- PROBLEM
From the entries below, extract every line that includes the word "участие".
───── THE INPUT ─────
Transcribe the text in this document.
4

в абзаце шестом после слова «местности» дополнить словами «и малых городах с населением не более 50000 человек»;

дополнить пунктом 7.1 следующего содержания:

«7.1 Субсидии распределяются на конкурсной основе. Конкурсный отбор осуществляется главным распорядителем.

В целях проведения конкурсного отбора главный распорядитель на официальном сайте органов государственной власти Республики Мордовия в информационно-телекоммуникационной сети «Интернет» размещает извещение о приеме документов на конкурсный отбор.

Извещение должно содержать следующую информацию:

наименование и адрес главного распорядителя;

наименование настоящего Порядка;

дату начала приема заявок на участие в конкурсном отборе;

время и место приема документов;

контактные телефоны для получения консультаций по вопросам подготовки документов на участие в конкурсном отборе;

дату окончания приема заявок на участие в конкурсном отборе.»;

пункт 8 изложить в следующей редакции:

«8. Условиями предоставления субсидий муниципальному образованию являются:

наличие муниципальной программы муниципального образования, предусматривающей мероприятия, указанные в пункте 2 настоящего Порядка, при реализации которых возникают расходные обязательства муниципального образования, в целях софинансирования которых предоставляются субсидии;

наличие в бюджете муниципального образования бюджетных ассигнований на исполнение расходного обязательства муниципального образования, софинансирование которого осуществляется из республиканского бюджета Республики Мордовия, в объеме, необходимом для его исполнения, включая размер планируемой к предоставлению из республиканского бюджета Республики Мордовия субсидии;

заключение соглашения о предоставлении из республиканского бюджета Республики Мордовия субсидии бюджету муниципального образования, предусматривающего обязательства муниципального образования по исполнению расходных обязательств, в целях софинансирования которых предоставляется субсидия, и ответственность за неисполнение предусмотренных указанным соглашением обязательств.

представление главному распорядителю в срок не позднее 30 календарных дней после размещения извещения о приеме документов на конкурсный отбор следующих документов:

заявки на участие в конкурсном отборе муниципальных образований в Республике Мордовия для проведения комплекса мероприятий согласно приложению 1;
─────
───── THE INPUT ─────
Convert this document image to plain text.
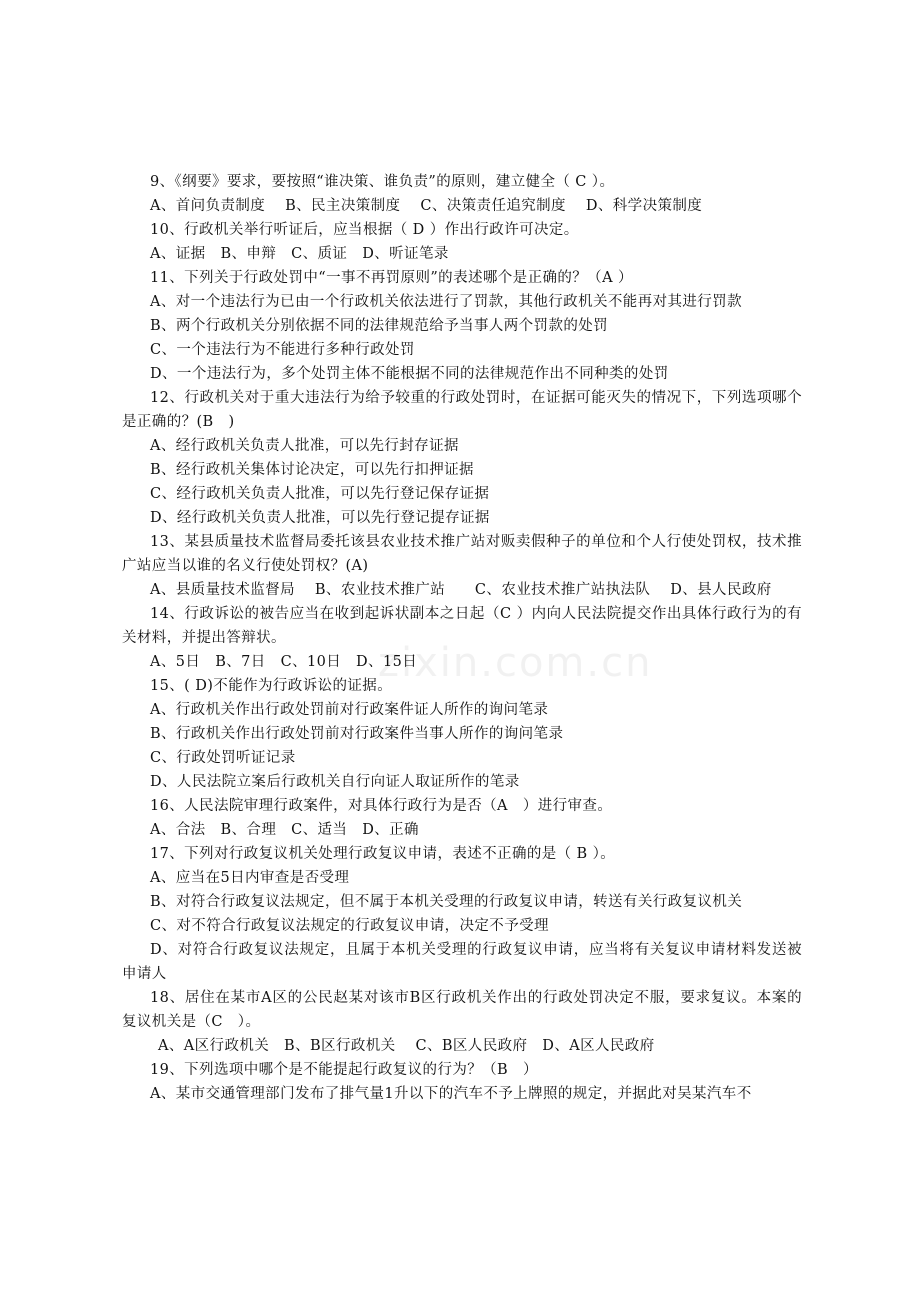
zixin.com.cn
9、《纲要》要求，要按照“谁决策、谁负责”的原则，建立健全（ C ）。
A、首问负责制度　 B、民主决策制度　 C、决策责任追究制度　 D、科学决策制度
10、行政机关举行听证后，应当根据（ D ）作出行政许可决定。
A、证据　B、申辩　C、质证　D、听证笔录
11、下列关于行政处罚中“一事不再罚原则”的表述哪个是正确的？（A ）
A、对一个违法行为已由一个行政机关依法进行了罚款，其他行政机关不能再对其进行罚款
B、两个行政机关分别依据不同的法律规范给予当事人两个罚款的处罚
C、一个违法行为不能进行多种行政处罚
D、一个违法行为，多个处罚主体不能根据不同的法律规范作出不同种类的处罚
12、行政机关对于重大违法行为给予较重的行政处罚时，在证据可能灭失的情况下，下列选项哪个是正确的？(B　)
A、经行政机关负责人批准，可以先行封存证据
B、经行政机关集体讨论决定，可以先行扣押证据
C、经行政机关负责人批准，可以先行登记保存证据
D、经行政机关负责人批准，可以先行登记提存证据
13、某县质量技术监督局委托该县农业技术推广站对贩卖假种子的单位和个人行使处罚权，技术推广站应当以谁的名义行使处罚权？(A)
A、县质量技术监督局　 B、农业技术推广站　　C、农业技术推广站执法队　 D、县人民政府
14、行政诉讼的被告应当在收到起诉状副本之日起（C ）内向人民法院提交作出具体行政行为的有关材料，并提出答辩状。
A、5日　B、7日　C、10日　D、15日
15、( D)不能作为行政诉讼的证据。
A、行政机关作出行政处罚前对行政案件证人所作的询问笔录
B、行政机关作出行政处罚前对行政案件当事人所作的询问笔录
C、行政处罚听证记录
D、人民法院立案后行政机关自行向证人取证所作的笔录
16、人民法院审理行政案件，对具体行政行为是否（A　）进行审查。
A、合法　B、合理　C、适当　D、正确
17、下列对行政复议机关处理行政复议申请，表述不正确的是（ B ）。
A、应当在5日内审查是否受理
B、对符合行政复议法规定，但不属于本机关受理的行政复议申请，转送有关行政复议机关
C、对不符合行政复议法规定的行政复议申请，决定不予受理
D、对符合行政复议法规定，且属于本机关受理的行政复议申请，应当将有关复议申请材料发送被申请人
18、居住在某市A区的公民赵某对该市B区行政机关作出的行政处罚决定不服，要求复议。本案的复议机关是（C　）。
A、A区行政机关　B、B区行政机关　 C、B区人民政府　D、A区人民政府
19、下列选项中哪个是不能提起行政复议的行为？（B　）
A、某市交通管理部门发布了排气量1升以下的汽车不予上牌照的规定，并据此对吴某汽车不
─────
- COMPLETE ANSWER
дату начала приема заявок на участие в конкурсном отборе;
контактные телефоны для получения консультаций по вопросам подготовки документов на участие в конкурсном отборе;
дату окончания приема заявок на участие в конкурсном отборе.»;
заявки на участие в конкурсном отборе муниципальных образований в Республике Мордовия для проведения комплекса мероприятий согласно приложению 1;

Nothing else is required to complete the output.